▶ [WRITTEN PROBLEM]
Copy out all of the material exactly as presented.

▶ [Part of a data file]

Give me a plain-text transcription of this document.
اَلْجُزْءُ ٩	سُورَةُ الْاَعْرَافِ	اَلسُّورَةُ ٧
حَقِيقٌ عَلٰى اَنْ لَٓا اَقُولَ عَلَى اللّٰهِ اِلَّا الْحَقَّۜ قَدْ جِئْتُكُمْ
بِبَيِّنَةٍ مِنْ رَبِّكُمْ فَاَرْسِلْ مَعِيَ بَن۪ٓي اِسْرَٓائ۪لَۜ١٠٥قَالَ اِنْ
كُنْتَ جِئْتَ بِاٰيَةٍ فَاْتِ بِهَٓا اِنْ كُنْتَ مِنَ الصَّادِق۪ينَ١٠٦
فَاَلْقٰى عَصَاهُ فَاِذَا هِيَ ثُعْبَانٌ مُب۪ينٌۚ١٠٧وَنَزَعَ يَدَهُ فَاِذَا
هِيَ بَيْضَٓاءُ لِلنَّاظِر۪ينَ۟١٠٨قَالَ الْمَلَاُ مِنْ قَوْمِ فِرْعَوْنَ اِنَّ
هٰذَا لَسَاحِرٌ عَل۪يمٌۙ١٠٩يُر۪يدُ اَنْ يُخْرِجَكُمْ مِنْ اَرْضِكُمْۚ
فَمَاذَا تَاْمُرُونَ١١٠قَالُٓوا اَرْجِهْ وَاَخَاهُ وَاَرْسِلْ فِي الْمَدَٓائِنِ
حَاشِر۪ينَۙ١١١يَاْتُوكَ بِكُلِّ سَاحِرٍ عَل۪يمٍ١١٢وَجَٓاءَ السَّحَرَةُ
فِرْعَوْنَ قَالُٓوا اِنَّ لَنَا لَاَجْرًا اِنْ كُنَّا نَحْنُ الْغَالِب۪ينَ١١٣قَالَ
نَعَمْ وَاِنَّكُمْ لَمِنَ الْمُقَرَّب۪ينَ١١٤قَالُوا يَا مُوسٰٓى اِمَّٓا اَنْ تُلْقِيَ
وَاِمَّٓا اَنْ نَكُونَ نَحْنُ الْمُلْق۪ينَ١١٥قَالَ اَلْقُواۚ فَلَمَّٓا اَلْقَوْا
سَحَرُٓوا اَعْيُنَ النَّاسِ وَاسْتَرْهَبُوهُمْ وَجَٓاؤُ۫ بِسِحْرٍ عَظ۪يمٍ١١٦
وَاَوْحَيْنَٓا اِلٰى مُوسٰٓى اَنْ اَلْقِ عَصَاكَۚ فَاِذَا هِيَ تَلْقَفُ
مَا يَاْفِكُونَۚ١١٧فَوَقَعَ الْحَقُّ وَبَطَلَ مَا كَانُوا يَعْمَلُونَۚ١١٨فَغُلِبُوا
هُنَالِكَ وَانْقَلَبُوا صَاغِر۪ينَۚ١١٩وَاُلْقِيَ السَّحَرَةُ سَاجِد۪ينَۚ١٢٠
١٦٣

▶ [REPLY TO THE TASK]
Give me a plain-text transcription of this document.
اَلْجُزْءُ ٩	سُورَةُ الْاَعْرَافِ	اَلسُّورَةُ ٧
حَقِيقٌ عَلٰى اَنْ لَٓا اَقُولَ عَلَى اللّٰهِ اِلَّا الْحَقَّۜ قَدْ جِئْتُكُمْ
بِبَيِّنَةٍ مِنْ رَبِّكُمْ فَاَرْسِلْ مَعِيَ بَن۪ٓي اِسْرَٓائ۪لَۜ١٠٥قَالَ اِنْ
كُنْتَ جِئْتَ بِاٰيَةٍ فَاْتِ بِهَٓا اِنْ كُنْتَ مِنَ الصَّادِق۪ينَ١٠٦
فَاَلْقٰى عَصَاهُ فَاِذَا هِيَ ثُعْبَانٌ مُب۪ينٌۚ١٠٧وَنَزَعَ يَدَهُ فَاِذَا
هِيَ بَيْضَٓاءُ لِلنَّاظِر۪ينَ۟١٠٨قَالَ الْمَلَاُ مِنْ قَوْمِ فِرْعَوْنَ اِنَّ
هٰذَا لَسَاحِرٌ عَل۪يمٌۙ١٠٩يُر۪يدُ اَنْ يُخْرِجَكُمْ مِنْ اَرْضِكُمْۚ
فَمَاذَا تَاْمُرُونَ١١٠قَالُٓوا اَرْجِهْ وَاَخَاهُ وَاَرْسِلْ فِي الْمَدَٓائِنِ
حَاشِر۪ينَۙ١١١يَاْتُوكَ بِكُلِّ سَاحِرٍ عَل۪يمٍ١١٢وَجَٓاءَ السَّحَرَةُ
فِرْعَوْنَ قَالُٓوا اِنَّ لَنَا لَاَجْرًا اِنْ كُنَّا نَحْنُ الْغَالِب۪ينَ١١٣قَالَ
نَعَمْ وَاِنَّكُمْ لَمِنَ الْمُقَرَّب۪ينَ١١٤قَالُوا يَا مُوسٰٓى اِمَّٓا اَنْ تُلْقِيَ
وَاِمَّٓا اَنْ نَكُونَ نَحْنُ الْمُلْق۪ينَ١١٥قَالَ اَلْقُواۚ فَلَمَّٓا اَلْقَوْا
سَحَرُٓوا اَعْيُنَ النَّاسِ وَاسْتَرْهَبُوهُمْ وَجَٓاؤُ۫ بِسِحْرٍ عَظ۪يمٍ١١٦
وَاَوْحَيْنَٓا اِلٰى مُوسٰٓى اَنْ اَلْقِ عَصَاكَۚ فَاِذَا هِيَ تَلْقَفُ
مَا يَاْفِكُونَۚ١١٧فَوَقَعَ الْحَقُّ وَبَطَلَ مَا كَانُوا يَعْمَلُونَۚ١١٨فَغُلِبُوا
هُنَالِكَ وَانْقَلَبُوا صَاغِر۪ينَۚ١١٩وَاُلْقِيَ السَّحَرَةُ سَاجِد۪ينَۚ١٢٠
١٦٣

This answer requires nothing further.